### PROVIDED RECORDS
===

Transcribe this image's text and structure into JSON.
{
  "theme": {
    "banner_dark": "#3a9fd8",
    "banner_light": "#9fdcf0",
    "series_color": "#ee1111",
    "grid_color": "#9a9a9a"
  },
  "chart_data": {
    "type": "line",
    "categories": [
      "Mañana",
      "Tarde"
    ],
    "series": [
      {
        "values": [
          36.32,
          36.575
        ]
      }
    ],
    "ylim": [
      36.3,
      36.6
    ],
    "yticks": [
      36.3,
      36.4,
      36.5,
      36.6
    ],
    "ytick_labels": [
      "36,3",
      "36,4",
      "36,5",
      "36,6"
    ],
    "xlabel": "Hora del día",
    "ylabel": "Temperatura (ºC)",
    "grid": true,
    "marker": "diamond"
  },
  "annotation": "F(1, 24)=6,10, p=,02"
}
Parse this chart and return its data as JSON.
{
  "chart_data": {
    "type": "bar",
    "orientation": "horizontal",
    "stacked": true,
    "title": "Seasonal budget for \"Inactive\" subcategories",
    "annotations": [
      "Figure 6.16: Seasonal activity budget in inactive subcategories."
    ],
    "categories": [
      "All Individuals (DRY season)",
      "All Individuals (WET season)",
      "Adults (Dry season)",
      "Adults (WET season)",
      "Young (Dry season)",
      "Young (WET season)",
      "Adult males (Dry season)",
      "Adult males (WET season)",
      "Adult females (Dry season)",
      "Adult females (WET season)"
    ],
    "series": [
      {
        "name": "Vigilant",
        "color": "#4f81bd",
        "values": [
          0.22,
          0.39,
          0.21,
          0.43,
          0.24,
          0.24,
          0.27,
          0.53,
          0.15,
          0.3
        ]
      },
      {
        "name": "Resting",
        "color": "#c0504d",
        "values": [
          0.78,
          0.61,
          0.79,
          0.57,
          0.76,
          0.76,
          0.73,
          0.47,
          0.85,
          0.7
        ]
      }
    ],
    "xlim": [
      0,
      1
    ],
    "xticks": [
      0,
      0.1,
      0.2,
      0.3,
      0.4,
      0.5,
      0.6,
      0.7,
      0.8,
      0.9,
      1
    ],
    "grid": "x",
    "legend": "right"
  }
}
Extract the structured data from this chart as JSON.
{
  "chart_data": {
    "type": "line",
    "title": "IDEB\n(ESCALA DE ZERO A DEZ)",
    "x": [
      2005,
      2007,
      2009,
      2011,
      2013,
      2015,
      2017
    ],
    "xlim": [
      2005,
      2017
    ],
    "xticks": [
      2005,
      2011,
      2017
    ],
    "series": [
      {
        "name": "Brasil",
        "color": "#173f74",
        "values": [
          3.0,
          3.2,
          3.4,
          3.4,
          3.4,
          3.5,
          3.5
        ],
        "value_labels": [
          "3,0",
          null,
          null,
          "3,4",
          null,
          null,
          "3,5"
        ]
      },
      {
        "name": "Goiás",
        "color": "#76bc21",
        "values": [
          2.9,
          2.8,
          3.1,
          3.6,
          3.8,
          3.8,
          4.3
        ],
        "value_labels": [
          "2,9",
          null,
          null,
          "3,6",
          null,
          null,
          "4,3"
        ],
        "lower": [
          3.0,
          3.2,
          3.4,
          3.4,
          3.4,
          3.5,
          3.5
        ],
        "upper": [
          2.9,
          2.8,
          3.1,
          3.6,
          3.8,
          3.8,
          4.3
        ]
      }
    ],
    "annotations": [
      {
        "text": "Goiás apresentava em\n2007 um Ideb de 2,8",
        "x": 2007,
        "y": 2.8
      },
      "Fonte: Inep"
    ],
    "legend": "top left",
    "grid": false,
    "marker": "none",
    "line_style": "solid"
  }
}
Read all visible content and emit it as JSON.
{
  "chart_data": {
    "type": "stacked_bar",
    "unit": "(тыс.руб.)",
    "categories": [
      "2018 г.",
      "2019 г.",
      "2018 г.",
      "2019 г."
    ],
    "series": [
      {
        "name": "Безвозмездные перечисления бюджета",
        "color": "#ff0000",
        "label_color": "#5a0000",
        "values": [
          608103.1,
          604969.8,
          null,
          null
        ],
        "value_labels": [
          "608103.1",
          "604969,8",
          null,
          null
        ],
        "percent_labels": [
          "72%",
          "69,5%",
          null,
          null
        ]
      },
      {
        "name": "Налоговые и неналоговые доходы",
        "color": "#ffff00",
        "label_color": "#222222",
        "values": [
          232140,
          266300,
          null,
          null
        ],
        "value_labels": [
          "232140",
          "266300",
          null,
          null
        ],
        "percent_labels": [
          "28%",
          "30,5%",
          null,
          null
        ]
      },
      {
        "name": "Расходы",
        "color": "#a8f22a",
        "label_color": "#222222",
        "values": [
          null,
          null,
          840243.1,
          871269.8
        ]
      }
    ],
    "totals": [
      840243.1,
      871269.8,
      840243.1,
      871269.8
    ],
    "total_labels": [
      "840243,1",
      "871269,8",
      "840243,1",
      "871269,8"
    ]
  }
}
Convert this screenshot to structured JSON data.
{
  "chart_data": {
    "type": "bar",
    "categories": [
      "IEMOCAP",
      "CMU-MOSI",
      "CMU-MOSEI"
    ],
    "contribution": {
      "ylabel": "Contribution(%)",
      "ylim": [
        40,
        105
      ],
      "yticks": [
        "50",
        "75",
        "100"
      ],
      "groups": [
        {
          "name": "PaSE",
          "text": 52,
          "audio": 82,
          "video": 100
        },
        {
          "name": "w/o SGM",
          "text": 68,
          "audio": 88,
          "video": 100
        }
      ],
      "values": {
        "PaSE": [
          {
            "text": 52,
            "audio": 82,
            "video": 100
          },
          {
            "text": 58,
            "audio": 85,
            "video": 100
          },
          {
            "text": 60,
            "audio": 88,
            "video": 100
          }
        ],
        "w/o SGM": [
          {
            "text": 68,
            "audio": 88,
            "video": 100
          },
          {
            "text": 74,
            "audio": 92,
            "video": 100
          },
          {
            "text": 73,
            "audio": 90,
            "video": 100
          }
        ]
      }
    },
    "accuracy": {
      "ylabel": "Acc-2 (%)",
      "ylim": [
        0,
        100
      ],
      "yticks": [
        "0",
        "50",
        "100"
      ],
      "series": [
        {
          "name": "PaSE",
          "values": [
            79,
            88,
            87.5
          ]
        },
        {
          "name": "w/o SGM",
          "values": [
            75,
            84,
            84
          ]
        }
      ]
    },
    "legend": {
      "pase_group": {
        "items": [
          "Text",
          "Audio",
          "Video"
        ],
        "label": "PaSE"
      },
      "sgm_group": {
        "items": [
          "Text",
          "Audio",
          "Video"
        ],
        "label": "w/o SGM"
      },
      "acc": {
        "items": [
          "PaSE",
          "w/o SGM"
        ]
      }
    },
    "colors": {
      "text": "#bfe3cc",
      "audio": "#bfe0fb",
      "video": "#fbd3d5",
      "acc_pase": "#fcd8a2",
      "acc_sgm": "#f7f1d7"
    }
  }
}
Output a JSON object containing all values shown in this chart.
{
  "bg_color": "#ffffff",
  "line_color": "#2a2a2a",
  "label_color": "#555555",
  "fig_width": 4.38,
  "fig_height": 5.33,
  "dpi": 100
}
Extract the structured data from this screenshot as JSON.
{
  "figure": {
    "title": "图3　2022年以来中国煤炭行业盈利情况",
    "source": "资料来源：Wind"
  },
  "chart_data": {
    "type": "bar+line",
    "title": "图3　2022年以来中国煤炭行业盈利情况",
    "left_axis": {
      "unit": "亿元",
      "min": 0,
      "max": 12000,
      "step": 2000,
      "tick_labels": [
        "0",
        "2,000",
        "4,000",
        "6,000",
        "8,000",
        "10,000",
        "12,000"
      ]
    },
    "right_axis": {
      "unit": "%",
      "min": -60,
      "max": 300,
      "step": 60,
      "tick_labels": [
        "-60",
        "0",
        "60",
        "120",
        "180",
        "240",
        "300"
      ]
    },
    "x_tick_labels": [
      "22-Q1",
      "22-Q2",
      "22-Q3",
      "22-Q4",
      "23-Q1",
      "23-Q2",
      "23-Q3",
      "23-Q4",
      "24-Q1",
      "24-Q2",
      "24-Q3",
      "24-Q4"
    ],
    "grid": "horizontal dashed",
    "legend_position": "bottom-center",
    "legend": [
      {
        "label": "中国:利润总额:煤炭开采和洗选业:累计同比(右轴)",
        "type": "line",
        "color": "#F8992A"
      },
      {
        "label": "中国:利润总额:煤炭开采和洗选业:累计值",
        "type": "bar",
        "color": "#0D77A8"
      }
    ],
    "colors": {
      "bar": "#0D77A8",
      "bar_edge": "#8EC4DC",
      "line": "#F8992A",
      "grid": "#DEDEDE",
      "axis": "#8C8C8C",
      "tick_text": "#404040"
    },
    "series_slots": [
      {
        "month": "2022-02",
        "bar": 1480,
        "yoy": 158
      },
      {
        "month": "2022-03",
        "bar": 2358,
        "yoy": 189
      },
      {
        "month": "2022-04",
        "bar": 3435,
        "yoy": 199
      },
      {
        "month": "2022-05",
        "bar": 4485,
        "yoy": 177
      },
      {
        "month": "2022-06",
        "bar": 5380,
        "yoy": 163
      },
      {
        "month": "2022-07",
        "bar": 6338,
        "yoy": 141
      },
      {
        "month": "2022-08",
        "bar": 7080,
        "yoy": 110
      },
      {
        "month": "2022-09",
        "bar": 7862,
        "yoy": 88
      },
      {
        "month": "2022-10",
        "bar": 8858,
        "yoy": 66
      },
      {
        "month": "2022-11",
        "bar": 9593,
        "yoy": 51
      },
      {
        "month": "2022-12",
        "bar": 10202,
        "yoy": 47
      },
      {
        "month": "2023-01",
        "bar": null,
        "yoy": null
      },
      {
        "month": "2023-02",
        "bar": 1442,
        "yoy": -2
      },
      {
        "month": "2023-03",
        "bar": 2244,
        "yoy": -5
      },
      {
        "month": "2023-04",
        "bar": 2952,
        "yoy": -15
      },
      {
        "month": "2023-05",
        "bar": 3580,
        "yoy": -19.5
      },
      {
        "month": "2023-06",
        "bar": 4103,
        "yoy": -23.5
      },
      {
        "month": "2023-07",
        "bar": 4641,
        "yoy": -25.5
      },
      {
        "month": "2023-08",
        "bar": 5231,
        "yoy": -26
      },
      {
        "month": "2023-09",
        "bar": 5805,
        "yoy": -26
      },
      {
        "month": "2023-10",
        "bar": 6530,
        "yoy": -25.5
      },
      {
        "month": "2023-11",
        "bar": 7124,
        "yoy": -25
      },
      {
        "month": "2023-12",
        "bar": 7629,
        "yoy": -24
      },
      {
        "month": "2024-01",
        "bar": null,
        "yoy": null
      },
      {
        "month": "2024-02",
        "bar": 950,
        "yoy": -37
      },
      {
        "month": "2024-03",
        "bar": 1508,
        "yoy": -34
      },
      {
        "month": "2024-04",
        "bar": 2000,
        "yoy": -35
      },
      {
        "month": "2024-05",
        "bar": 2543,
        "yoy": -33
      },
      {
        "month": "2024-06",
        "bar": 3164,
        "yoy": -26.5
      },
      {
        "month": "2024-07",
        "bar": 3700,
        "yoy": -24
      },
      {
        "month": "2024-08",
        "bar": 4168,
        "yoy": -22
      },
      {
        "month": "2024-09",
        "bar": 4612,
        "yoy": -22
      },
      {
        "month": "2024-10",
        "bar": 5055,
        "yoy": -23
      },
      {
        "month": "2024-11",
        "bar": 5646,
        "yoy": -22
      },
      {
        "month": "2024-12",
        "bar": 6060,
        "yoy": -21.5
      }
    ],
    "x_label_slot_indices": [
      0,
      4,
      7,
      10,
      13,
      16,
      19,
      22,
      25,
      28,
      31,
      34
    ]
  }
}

===

### WHAT TO DO
Among these entries, how many lines include the string "Seasonal"? Reply with the number by itself.

### SOLUTION TO THIS PROBLEM
2